Reproduce each record exactly.

* _Raw records_
———

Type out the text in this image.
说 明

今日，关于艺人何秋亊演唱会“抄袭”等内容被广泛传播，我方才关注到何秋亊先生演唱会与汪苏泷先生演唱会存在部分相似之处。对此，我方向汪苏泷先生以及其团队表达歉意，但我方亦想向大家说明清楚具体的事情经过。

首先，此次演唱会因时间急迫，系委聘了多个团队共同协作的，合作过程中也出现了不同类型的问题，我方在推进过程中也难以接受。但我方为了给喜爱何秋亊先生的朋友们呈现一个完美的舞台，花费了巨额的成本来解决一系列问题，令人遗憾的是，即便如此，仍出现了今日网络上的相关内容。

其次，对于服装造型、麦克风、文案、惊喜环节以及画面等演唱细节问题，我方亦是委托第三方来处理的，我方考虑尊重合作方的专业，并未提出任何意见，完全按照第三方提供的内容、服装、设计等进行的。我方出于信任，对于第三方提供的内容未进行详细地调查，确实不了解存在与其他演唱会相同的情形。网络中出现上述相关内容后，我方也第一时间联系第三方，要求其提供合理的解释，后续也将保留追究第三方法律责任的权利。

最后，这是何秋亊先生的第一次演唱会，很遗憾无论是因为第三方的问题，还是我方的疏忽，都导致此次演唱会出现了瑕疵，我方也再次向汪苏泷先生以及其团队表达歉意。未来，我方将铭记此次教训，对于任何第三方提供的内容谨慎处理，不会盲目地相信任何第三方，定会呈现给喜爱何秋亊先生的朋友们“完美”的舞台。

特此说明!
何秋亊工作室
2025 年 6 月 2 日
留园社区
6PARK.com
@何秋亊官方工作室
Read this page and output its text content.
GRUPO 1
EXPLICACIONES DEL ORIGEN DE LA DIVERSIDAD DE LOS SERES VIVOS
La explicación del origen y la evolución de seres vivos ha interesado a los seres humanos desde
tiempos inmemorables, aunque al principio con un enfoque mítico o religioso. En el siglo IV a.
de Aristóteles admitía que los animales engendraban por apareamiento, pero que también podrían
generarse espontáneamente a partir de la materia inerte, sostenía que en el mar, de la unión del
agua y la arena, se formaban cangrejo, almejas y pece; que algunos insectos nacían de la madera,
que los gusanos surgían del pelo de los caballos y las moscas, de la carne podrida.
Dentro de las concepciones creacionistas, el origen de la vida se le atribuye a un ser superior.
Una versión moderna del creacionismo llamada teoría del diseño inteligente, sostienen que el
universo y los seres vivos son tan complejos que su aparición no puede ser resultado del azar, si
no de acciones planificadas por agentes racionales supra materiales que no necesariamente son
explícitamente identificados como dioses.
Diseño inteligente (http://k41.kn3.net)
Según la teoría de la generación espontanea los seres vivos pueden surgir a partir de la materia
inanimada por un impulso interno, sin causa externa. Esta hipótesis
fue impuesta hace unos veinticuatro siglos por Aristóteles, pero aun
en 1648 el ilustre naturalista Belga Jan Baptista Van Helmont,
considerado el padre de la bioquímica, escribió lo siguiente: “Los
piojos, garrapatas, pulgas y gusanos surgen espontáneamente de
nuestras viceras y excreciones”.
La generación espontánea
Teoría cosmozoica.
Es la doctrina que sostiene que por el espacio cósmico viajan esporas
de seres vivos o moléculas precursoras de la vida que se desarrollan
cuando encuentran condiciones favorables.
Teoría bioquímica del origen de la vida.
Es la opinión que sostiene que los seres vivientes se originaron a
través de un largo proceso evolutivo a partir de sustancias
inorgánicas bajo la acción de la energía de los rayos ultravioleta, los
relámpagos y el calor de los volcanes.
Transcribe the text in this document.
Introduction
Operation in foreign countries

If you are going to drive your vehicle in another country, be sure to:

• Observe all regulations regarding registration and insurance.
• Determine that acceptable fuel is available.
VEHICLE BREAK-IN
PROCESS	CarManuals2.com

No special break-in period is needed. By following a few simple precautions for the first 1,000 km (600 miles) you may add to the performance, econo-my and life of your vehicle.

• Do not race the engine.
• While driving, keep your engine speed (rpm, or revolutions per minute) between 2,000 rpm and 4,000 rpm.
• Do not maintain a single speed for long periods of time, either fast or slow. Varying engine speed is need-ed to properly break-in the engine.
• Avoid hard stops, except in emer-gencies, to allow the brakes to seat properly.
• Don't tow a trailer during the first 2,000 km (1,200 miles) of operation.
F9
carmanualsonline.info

———

* _Finished answer_
Type out the text in this image.
说 明

今日，关于艺人何秋亊演唱会“抄袭”等内容被广泛传播，我方才关注到何秋亊先生演唱会与汪苏泷先生演唱会存在部分相似之处。对此，我方向汪苏泷先生以及其团队表达歉意，但我方亦想向大家说明清楚具体的事情经过。

首先，此次演唱会因时间急迫，系委聘了多个团队共同协作的，合作过程中也出现了不同类型的问题，我方在推进过程中也难以接受。但我方为了给喜爱何秋亊先生的朋友们呈现一个完美的舞台，花费了巨额的成本来解决一系列问题，令人遗憾的是，即便如此，仍出现了今日网络上的相关内容。

其次，对于服装造型、麦克风、文案、惊喜环节以及画面等演唱细节问题，我方亦是委托第三方来处理的，我方考虑尊重合作方的专业，并未提出任何意见，完全按照第三方提供的内容、服装、设计等进行的。我方出于信任，对于第三方提供的内容未进行详细地调查，确实不了解存在与其他演唱会相同的情形。网络中出现上述相关内容后，我方也第一时间联系第三方，要求其提供合理的解释，后续也将保留追究第三方法律责任的权利。

最后，这是何秋亊先生的第一次演唱会，很遗憾无论是因为第三方的问题，还是我方的疏忽，都导致此次演唱会出现了瑕疵，我方也再次向汪苏泷先生以及其团队表达歉意。未来，我方将铭记此次教训，对于任何第三方提供的内容谨慎处理，不会盲目地相信任何第三方，定会呈现给喜爱何秋亊先生的朋友们“完美”的舞台。

特此说明!
何秋亊工作室
2025 年 6 月 2 日
留园社区
6PARK.com
@何秋亊官方工作室
Read this page and output its text content.
GRUPO 1
EXPLICACIONES DEL ORIGEN DE LA DIVERSIDAD DE LOS SERES VIVOS
La explicación del origen y la evolución de seres vivos ha interesado a los seres humanos desde
tiempos inmemorables, aunque al principio con un enfoque mítico o religioso. En el siglo IV a.
de Aristóteles admitía que los animales engendraban por apareamiento, pero que también podrían
generarse espontáneamente a partir de la materia inerte, sostenía que en el mar, de la unión del
agua y la arena, se formaban cangrejo, almejas y pece; que algunos insectos nacían de la madera,
que los gusanos surgían del pelo de los caballos y las moscas, de la carne podrida.
Dentro de las concepciones creacionistas, el origen de la vida se le atribuye a un ser superior.
Una versión moderna del creacionismo llamada teoría del diseño inteligente, sostienen que el
universo y los seres vivos son tan complejos que su aparición no puede ser resultado del azar, si
no de acciones planificadas por agentes racionales supra materiales que no necesariamente son
explícitamente identificados como dioses.
Diseño inteligente (http://k41.kn3.net)
Según la teoría de la generación espontanea los seres vivos pueden surgir a partir de la materia
inanimada por un impulso interno, sin causa externa. Esta hipótesis
fue impuesta hace unos veinticuatro siglos por Aristóteles, pero aun
en 1648 el ilustre naturalista Belga Jan Baptista Van Helmont,
considerado el padre de la bioquímica, escribió lo siguiente: “Los
piojos, garrapatas, pulgas y gusanos surgen espontáneamente de
nuestras viceras y excreciones”.
La generación espontánea
Teoría cosmozoica.
Es la doctrina que sostiene que por el espacio cósmico viajan esporas
de seres vivos o moléculas precursoras de la vida que se desarrollan
cuando encuentran condiciones favorables.
Teoría bioquímica del origen de la vida.
Es la opinión que sostiene que los seres vivientes se originaron a
través de un largo proceso evolutivo a partir de sustancias
inorgánicas bajo la acción de la energía de los rayos ultravioleta, los
relámpagos y el calor de los volcanes.
Transcribe the text in this document.
Introduction
Operation in foreign countries

If you are going to drive your vehicle in another country, be sure to:

• Observe all regulations regarding registration and insurance.
• Determine that acceptable fuel is available.
VEHICLE BREAK-IN
PROCESS	CarManuals2.com

No special break-in period is needed. By following a few simple precautions for the first 1,000 km (600 miles) you may add to the performance, econo-my and life of your vehicle.

• Do not race the engine.
• While driving, keep your engine speed (rpm, or revolutions per minute) between 2,000 rpm and 4,000 rpm.
• Do not maintain a single speed for long periods of time, either fast or slow. Varying engine speed is need-ed to properly break-in the engine.
• Avoid hard stops, except in emer-gencies, to allow the brakes to seat properly.
• Don't tow a trailer during the first 2,000 km (1,200 miles) of operation.
F9
carmanualsonline.info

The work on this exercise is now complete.